* _Prompt_
Throughout the entries below, report every line where "this" is found.

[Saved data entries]
# # # # # # #

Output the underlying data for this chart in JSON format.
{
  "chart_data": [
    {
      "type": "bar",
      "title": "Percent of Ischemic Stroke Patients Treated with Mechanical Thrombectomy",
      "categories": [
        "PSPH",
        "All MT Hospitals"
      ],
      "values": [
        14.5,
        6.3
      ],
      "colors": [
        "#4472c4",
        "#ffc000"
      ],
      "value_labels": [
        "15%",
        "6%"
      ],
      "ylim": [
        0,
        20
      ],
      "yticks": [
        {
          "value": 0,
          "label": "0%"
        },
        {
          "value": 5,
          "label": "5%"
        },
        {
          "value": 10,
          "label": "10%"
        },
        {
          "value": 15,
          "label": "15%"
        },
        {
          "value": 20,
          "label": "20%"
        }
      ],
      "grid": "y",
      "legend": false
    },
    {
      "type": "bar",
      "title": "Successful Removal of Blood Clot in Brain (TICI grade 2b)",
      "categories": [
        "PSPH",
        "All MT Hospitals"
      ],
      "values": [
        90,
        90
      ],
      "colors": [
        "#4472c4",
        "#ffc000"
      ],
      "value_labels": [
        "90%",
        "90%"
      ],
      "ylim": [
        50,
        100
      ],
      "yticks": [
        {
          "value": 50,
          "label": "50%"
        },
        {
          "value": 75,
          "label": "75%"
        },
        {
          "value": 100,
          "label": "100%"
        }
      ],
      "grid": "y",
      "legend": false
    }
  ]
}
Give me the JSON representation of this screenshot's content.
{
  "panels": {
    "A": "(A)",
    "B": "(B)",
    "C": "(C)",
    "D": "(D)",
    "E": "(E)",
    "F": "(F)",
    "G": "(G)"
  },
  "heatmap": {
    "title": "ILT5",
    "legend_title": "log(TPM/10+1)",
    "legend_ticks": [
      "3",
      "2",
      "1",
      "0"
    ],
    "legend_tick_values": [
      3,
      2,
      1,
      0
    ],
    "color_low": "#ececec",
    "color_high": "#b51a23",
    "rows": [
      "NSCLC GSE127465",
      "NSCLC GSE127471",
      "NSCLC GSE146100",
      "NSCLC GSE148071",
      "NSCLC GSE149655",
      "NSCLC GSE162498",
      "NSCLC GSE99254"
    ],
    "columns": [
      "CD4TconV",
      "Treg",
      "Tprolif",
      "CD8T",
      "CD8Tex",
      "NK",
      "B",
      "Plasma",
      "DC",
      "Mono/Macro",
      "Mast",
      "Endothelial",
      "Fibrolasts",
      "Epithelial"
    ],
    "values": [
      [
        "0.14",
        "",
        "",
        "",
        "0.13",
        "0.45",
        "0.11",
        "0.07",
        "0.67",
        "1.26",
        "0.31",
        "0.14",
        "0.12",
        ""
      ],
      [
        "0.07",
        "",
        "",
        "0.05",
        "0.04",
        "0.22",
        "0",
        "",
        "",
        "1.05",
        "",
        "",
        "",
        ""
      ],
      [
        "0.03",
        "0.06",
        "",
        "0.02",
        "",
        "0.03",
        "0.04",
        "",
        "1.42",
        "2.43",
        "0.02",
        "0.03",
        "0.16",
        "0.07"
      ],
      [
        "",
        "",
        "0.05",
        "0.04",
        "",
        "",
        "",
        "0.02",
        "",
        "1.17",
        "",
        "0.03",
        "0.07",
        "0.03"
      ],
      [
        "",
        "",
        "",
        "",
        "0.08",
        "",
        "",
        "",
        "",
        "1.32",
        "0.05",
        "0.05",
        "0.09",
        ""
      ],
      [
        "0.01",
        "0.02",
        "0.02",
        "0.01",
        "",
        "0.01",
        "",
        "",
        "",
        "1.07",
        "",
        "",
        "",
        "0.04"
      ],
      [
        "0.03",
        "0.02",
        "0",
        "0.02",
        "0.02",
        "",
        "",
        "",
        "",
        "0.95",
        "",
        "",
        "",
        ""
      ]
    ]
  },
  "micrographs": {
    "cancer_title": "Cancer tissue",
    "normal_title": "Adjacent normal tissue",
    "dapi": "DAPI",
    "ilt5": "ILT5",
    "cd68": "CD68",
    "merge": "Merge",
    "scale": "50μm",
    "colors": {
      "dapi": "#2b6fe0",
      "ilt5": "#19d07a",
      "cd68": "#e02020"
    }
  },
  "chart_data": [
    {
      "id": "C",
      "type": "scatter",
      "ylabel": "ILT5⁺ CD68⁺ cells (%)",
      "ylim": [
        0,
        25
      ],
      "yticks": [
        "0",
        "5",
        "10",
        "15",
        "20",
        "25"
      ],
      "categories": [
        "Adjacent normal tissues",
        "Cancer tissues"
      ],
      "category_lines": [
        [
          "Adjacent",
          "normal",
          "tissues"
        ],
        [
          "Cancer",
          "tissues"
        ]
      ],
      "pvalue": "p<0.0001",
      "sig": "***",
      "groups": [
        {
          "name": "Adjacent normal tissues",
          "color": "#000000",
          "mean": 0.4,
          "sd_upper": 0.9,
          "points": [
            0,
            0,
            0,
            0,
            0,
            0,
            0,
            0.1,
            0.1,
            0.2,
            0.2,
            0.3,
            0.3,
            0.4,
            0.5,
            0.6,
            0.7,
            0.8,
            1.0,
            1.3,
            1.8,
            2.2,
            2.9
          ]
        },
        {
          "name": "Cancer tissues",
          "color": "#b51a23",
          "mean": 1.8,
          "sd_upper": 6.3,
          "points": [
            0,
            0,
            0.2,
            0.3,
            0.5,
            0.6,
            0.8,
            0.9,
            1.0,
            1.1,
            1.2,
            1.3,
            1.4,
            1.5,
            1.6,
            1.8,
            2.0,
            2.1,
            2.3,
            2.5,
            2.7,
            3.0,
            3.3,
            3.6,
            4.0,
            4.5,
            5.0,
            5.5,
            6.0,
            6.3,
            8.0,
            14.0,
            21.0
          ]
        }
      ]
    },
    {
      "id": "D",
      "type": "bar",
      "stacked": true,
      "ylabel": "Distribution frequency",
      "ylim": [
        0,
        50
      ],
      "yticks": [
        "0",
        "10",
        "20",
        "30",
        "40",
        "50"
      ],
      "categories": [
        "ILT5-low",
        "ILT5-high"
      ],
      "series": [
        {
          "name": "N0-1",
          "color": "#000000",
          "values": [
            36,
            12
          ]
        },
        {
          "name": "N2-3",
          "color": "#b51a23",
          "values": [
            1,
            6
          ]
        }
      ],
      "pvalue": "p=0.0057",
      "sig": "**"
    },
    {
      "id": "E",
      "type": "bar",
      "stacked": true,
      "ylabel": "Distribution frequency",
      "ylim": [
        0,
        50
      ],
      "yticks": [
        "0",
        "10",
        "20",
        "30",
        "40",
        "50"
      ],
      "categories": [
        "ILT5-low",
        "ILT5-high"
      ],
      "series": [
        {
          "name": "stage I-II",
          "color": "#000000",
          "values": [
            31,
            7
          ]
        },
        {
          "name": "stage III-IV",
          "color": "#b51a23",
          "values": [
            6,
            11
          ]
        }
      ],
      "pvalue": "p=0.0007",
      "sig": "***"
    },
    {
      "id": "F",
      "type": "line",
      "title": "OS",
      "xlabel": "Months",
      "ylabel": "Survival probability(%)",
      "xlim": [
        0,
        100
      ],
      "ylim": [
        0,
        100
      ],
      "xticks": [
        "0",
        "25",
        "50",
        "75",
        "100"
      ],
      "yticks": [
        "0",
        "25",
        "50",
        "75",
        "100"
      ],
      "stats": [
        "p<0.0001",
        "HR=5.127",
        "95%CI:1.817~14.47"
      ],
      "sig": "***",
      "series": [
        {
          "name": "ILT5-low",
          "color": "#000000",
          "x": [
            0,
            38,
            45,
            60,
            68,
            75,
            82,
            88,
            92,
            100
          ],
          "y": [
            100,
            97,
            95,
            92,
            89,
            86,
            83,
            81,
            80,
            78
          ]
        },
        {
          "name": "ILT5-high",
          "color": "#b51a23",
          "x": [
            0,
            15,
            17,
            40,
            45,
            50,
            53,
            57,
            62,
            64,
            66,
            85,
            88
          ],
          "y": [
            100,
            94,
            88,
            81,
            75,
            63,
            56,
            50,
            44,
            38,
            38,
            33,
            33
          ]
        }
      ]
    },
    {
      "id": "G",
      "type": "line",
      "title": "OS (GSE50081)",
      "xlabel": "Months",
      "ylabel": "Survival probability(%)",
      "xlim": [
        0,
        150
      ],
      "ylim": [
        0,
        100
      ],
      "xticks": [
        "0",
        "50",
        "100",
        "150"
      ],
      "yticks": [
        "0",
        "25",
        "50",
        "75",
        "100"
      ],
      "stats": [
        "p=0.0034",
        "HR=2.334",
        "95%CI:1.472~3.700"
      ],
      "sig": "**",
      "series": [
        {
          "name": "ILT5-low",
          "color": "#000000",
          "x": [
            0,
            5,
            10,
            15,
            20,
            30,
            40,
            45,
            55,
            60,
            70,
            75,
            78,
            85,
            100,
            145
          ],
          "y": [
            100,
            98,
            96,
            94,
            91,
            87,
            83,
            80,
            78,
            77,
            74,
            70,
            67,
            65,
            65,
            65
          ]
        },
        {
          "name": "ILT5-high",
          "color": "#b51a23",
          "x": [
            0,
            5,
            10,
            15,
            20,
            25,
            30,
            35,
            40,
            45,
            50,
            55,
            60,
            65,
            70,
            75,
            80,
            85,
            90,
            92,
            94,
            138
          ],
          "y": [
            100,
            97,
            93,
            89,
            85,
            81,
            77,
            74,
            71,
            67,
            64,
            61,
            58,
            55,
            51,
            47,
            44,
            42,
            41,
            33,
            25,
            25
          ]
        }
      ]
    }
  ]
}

# # # # # # #

* _Answer box_
Output the underlying data for this chart in JSON format.
Give me the JSON representation of this screenshot's content.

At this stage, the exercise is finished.